TASK -
Your task is to repeat the listing exactly.

DATA FOR THE TASK -
>> begin

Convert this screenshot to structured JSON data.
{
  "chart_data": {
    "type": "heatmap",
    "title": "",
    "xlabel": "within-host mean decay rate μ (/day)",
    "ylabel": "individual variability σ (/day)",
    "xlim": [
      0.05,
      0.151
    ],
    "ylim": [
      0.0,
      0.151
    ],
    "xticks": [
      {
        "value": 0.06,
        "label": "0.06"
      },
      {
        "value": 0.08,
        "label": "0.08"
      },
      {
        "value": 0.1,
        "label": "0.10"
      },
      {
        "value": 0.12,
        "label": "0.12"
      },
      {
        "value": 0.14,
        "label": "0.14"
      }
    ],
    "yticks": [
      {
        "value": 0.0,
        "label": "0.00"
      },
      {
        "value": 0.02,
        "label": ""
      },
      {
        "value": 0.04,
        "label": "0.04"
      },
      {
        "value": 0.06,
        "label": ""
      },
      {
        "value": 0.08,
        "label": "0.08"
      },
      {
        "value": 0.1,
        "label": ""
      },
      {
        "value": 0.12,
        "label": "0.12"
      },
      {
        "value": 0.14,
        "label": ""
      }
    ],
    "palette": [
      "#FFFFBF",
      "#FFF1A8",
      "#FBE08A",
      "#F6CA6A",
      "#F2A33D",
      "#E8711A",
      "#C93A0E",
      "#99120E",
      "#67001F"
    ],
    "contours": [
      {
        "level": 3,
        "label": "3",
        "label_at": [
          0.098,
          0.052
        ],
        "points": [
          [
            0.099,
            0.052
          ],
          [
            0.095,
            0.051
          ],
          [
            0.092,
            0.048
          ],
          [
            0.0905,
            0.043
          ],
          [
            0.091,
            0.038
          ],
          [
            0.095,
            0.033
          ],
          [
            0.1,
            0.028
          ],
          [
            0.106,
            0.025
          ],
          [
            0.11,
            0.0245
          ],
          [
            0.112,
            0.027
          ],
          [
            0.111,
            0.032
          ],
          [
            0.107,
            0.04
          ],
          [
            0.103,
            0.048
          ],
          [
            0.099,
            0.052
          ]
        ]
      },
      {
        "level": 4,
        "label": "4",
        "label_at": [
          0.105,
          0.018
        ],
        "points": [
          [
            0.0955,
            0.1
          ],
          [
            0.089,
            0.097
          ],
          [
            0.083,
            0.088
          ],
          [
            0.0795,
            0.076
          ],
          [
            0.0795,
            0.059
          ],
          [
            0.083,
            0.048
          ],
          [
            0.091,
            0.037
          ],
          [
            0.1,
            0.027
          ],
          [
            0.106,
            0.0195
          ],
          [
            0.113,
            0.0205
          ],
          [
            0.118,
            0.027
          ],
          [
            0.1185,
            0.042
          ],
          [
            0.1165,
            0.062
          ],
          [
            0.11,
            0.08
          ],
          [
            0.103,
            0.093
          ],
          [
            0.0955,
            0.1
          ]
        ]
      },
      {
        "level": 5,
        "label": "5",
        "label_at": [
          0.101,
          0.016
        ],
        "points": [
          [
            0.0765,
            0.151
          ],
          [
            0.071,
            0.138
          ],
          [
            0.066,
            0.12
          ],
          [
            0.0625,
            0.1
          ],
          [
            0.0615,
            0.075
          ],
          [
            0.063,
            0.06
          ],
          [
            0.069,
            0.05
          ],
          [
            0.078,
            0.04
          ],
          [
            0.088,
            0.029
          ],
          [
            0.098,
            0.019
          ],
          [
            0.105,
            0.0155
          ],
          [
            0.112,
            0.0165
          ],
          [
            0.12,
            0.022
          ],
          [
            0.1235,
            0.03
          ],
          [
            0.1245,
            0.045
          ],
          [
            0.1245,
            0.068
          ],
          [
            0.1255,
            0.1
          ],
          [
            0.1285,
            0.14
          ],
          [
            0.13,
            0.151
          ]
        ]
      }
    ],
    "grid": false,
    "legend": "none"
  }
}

>> end

THE ANSWER -
Convert this screenshot to structured JSON data.
{
  "chart_data": {
    "type": "heatmap",
    "title": "",
    "xlabel": "within-host mean decay rate μ (/day)",
    "ylabel": "individual variability σ (/day)",
    "xlim": [
      0.05,
      0.151
    ],
    "ylim": [
      0.0,
      0.151
    ],
    "xticks": [
      {
        "value": 0.06,
        "label": "0.06"
      },
      {
        "value": 0.08,
        "label": "0.08"
      },
      {
        "value": 0.1,
        "label": "0.10"
      },
      {
        "value": 0.12,
        "label": "0.12"
      },
      {
        "value": 0.14,
        "label": "0.14"
      }
    ],
    "yticks": [
      {
        "value": 0.0,
        "label": "0.00"
      },
      {
        "value": 0.02,
        "label": ""
      },
      {
        "value": 0.04,
        "label": "0.04"
      },
      {
        "value": 0.06,
        "label": ""
      },
      {
        "value": 0.08,
        "label": "0.08"
      },
      {
        "value": 0.1,
        "label": ""
      },
      {
        "value": 0.12,
        "label": "0.12"
      },
      {
        "value": 0.14,
        "label": ""
      }
    ],
    "palette": [
      "#FFFFBF",
      "#FFF1A8",
      "#FBE08A",
      "#F6CA6A",
      "#F2A33D",
      "#E8711A",
      "#C93A0E",
      "#99120E",
      "#67001F"
    ],
    "contours": [
      {
        "level": 3,
        "label": "3",
        "label_at": [
          0.098,
          0.052
        ],
        "points": [
          [
            0.099,
            0.052
          ],
          [
            0.095,
            0.051
          ],
          [
            0.092,
            0.048
          ],
          [
            0.0905,
            0.043
          ],
          [
            0.091,
            0.038
          ],
          [
            0.095,
            0.033
          ],
          [
            0.1,
            0.028
          ],
          [
            0.106,
            0.025
          ],
          [
            0.11,
            0.0245
          ],
          [
            0.112,
            0.027
          ],
          [
            0.111,
            0.032
          ],
          [
            0.107,
            0.04
          ],
          [
            0.103,
            0.048
          ],
          [
            0.099,
            0.052
          ]
        ]
      },
      {
        "level": 4,
        "label": "4",
        "label_at": [
          0.105,
          0.018
        ],
        "points": [
          [
            0.0955,
            0.1
          ],
          [
            0.089,
            0.097
          ],
          [
            0.083,
            0.088
          ],
          [
            0.0795,
            0.076
          ],
          [
            0.0795,
            0.059
          ],
          [
            0.083,
            0.048
          ],
          [
            0.091,
            0.037
          ],
          [
            0.1,
            0.027
          ],
          [
            0.106,
            0.0195
          ],
          [
            0.113,
            0.0205
          ],
          [
            0.118,
            0.027
          ],
          [
            0.1185,
            0.042
          ],
          [
            0.1165,
            0.062
          ],
          [
            0.11,
            0.08
          ],
          [
            0.103,
            0.093
          ],
          [
            0.0955,
            0.1
          ]
        ]
      },
      {
        "level": 5,
        "label": "5",
        "label_at": [
          0.101,
          0.016
        ],
        "points": [
          [
            0.0765,
            0.151
          ],
          [
            0.071,
            0.138
          ],
          [
            0.066,
            0.12
          ],
          [
            0.0625,
            0.1
          ],
          [
            0.0615,
            0.075
          ],
          [
            0.063,
            0.06
          ],
          [
            0.069,
            0.05
          ],
          [
            0.078,
            0.04
          ],
          [
            0.088,
            0.029
          ],
          [
            0.098,
            0.019
          ],
          [
            0.105,
            0.0155
          ],
          [
            0.112,
            0.0165
          ],
          [
            0.12,
            0.022
          ],
          [
            0.1235,
            0.03
          ],
          [
            0.1245,
            0.045
          ],
          [
            0.1245,
            0.068
          ],
          [
            0.1255,
            0.1
          ],
          [
            0.1285,
            0.14
          ],
          [
            0.13,
            0.151
          ]
        ]
      }
    ],
    "grid": false,
    "legend": "none"
  }
}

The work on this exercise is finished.